Set problem ::
Copy every record below, exactly as written.

Entries provided ::
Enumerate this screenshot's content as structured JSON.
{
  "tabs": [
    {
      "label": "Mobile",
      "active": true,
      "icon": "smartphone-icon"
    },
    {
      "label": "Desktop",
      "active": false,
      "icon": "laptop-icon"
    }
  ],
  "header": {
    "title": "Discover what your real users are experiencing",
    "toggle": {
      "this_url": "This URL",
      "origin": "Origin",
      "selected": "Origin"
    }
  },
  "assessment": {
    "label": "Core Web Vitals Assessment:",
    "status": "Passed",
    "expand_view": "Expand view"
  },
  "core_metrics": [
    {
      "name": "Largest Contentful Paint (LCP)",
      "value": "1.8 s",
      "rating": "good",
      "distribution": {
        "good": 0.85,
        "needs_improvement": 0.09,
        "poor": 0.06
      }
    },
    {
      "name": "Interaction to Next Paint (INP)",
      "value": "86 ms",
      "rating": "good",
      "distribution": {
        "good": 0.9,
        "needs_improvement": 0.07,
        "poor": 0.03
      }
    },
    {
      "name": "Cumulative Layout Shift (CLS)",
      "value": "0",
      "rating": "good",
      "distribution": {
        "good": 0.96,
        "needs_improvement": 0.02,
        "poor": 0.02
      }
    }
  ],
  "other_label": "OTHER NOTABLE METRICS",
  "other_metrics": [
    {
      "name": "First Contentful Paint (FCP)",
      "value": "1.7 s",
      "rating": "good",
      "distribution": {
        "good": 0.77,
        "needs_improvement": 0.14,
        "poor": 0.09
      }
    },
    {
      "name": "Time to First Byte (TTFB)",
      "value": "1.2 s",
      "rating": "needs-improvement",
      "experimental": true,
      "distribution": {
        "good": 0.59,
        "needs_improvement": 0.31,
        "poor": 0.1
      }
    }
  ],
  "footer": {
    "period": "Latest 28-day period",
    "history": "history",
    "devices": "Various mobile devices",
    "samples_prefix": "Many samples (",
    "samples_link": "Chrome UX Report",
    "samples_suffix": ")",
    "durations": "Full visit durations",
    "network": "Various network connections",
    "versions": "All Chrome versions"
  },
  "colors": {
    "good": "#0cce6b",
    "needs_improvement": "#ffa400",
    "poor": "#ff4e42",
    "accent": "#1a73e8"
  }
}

Response to this task ::
Enumerate this screenshot's content as structured JSON.
{
  "tabs": [
    {
      "label": "Mobile",
      "active": true,
      "icon": "smartphone-icon"
    },
    {
      "label": "Desktop",
      "active": false,
      "icon": "laptop-icon"
    }
  ],
  "header": {
    "title": "Discover what your real users are experiencing",
    "toggle": {
      "this_url": "This URL",
      "origin": "Origin",
      "selected": "Origin"
    }
  },
  "assessment": {
    "label": "Core Web Vitals Assessment:",
    "status": "Passed",
    "expand_view": "Expand view"
  },
  "core_metrics": [
    {
      "name": "Largest Contentful Paint (LCP)",
      "value": "1.8 s",
      "rating": "good",
      "distribution": {
        "good": 0.85,
        "needs_improvement": 0.09,
        "poor": 0.06
      }
    },
    {
      "name": "Interaction to Next Paint (INP)",
      "value": "86 ms",
      "rating": "good",
      "distribution": {
        "good": 0.9,
        "needs_improvement": 0.07,
        "poor": 0.03
      }
    },
    {
      "name": "Cumulative Layout Shift (CLS)",
      "value": "0",
      "rating": "good",
      "distribution": {
        "good": 0.96,
        "needs_improvement": 0.02,
        "poor": 0.02
      }
    }
  ],
  "other_label": "OTHER NOTABLE METRICS",
  "other_metrics": [
    {
      "name": "First Contentful Paint (FCP)",
      "value": "1.7 s",
      "rating": "good",
      "distribution": {
        "good": 0.77,
        "needs_improvement": 0.14,
        "poor": 0.09
      }
    },
    {
      "name": "Time to First Byte (TTFB)",
      "value": "1.2 s",
      "rating": "needs-improvement",
      "experimental": true,
      "distribution": {
        "good": 0.59,
        "needs_improvement": 0.31,
        "poor": 0.1
      }
    }
  ],
  "footer": {
    "period": "Latest 28-day period",
    "history": "history",
    "devices": "Various mobile devices",
    "samples_prefix": "Many samples (",
    "samples_link": "Chrome UX Report",
    "samples_suffix": ")",
    "durations": "Full visit durations",
    "network": "Various network connections",
    "versions": "All Chrome versions"
  },
  "colors": {
    "good": "#0cce6b",
    "needs_improvement": "#ffa400",
    "poor": "#ff4e42",
    "accent": "#1a73e8"
  }
}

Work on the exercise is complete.